STATED EXERCISE A:
In the thread about the SIGSEGV handler, list every function that the code calls inside main().

— start DOCUMENT —

«

Consider the following code: segment violation is deliberately
generated to catch the SIGSEGV signal. The handler for this signal,
namely SIGSEGV_handler, is called. However after the handler is
finished, control does not return to the printf statement in main()
which is present after the strcpy statement. Instead Segmentation
violation error message is printed in Redhat Linux and the program is
aborted. In VC++, the SIGSEGV_handler is called and then the program
crashes. Is this the expected behaviour ?

void SIGSEGV_handler(int num);

int main(void)
{
char *str = NULL;

signal(SIGSEGV, SIGSEGV_handler);
strcpy(str, "TEST");
printf("After signal handling\n");

return 0;
}

void SIGSEGV_handler(int num)
{
printf("SIGSEGV_handler called with the argument %d\n", num);

return;
}

subramanian said:

> Consider the following code: segment violation is deliberately
> generated to catch the SIGSEGV signal. The handler for this signal,
> namely SIGSEGV_handler, is called. However after the handler is
> finished, control does not return to the printf statement in main()
> which is present after the strcpy statement. Instead Segmentation
> violation error message is printed in Redhat Linux and the program is
> aborted. In VC++, the SIGSEGV_handler is called and then the program
> crashes. Is this the expected behaviour ?
>
> void SIGSEGV_handler(int num);
>
> int main(void)
> {
> char *str = NULL;
>
> signal(SIGSEGV, SIGSEGV_handler);
> strcpy(str, "TEST");
> printf("After signal handling\n");
>
> return 0;
> }
>
> void SIGSEGV_handler(int num)
> {
> printf("SIGSEGV_handler called with the argument %d\n", num);
>
> return;
> }

foo.c: In function `main':
foo.c:5: `NULL' undeclared (first use in this function)
foo.c:5: (Each undeclared identifier is reported only once
foo.c:5: for each function it appears in.)
foo.c:7: warning: implicit declaration of function `signal'
foo.c:7: `SIGSEGV' undeclared (first use in this function)
foo.c:9: warning: implicit declaration of function `printf'
make: *** [foo.o] Error 1

If I fix those, I get the behaviour you report. This is not entirely
unexpected from a C language perspective, since the behaviour of the
program is undefined:

"If the signal occurs other than as the result of calling the abort
or raise function, the behavior is undefined if the signal handler
calls any function in the standard library other than the signal
function itself..."

--
Richard Heathfield
"Usenet is a strange place" - dmr 29/7/1999
http://www.cpax.org.uk
email: rjh at the above domain, - www.

What should be done to catch signals and proceed with execution from
the next statement onwards in the program

On Dec 15, 1:55 am, Richard Heathfield <r...@see.sig.invalid> wrote:
> subramanian said:
>
>
>
> > Consider the following code: segment violation is deliberately
> > generated to catch the SIGSEGV signal. The handler for this signal,
> > namely SIGSEGV_handler, is called. However after the handler is
> > finished, control does not return to the printf statement in main()

— end DOCUMENT —
— start STORED ROWS —

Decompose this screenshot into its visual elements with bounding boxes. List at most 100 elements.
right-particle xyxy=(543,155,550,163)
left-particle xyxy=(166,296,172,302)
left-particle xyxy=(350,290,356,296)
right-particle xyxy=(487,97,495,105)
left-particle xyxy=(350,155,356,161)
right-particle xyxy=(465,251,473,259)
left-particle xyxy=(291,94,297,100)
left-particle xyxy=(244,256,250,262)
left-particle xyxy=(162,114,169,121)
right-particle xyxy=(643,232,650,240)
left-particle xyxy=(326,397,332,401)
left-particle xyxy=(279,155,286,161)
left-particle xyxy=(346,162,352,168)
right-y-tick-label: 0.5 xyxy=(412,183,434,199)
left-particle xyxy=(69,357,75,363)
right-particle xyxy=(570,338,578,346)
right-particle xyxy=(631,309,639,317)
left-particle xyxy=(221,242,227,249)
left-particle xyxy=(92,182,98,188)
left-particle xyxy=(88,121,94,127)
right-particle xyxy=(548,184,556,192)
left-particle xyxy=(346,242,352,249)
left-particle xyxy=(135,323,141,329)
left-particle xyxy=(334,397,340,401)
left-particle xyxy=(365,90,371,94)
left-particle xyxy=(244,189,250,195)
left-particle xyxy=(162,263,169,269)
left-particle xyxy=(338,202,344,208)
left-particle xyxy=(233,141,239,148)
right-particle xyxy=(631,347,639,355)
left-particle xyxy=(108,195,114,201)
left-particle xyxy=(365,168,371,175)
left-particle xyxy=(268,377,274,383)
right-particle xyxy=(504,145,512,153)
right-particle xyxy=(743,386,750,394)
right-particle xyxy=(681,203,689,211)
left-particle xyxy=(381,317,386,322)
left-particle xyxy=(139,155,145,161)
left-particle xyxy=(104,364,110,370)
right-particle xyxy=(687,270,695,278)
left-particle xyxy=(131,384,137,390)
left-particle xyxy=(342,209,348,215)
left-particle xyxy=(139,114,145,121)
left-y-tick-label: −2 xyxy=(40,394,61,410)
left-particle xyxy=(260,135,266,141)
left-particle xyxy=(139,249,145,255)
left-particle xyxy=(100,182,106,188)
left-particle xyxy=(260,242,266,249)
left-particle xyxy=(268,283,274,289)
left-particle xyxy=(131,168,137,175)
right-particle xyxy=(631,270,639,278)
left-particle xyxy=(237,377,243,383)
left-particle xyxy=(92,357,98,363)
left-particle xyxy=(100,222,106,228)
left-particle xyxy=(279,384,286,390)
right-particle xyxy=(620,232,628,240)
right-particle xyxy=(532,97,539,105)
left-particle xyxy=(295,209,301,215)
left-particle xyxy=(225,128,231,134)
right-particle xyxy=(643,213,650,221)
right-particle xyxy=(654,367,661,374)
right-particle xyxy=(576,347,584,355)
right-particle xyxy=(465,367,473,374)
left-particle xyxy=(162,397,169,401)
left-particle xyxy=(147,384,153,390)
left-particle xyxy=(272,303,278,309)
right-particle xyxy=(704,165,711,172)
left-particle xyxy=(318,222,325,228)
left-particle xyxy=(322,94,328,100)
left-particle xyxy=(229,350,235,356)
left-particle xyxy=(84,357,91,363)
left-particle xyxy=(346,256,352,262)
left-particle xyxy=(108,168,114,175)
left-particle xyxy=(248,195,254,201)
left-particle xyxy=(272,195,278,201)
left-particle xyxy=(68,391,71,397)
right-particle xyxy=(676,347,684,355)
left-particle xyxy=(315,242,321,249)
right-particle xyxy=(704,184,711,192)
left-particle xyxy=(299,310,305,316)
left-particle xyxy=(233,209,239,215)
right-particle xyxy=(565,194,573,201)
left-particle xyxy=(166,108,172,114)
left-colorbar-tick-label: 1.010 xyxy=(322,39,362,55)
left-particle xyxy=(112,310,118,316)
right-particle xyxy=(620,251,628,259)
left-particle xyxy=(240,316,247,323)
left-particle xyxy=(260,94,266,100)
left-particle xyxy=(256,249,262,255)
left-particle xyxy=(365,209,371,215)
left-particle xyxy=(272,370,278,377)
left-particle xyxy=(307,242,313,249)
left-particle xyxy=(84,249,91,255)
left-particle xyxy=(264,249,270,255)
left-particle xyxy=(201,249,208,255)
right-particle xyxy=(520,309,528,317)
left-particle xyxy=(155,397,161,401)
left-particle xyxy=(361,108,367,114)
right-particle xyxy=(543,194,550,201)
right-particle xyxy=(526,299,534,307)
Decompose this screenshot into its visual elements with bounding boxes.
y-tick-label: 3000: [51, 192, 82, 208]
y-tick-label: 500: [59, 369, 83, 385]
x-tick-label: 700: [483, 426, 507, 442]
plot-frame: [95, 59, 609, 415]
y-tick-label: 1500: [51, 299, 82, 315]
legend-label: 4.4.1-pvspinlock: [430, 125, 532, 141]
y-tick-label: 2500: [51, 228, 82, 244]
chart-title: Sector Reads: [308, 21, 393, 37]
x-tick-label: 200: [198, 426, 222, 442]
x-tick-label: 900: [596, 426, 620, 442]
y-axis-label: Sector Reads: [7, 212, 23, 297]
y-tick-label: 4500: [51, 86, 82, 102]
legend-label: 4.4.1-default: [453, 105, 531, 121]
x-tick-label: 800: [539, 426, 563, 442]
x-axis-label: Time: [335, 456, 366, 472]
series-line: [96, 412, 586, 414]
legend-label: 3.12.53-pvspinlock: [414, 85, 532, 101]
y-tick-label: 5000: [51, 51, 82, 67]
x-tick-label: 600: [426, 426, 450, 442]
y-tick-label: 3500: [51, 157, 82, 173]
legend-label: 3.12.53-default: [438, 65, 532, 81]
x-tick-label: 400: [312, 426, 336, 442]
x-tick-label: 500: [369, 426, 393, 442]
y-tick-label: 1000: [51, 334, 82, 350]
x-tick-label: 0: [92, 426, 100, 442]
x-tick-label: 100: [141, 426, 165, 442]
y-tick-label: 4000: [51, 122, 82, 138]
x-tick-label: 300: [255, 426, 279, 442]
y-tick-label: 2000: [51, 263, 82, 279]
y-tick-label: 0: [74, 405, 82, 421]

— end STORED ROWS —

STATED EXERCISE B:
Copy out the lines of the records starting at the first one and ending at the line that contains "left-particle xyxy=(350,155,356,161)", both included.

TASK ANSWER A:
signal
strcpy
printf

TASK ANSWER B:
Decompose this screenshot into its visual elements with bounding boxes. List at most 100 elements.
right-particle xyxy=(543,155,550,163)
left-particle xyxy=(166,296,172,302)
left-particle xyxy=(350,290,356,296)
right-particle xyxy=(487,97,495,105)
left-particle xyxy=(350,155,356,161)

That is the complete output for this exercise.